= WHAT YOU ARE ASKED TO DO =
Show every line that has the string "swatch" in it.

####

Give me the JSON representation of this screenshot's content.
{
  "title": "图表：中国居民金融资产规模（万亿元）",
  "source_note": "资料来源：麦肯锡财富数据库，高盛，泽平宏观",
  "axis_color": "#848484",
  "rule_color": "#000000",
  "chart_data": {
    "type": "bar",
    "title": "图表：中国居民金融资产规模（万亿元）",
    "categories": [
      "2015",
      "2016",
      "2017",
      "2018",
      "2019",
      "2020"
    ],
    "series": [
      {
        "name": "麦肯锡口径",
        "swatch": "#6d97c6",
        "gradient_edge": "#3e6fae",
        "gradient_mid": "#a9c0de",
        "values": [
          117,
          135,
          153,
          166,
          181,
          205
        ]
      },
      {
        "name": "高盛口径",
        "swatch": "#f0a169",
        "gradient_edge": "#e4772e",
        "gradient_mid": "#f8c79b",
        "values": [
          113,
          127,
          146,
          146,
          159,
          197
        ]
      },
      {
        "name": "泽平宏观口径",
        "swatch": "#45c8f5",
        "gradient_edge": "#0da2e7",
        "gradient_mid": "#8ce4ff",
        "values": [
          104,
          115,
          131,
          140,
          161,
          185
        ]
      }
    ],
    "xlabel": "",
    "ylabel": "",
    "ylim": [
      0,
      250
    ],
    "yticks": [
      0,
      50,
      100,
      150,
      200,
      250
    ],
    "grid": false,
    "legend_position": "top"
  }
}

####

= COMPLETED EXERCISE =
        "swatch": "#6d97c6",
        "swatch": "#f0a169",
        "swatch": "#45c8f5",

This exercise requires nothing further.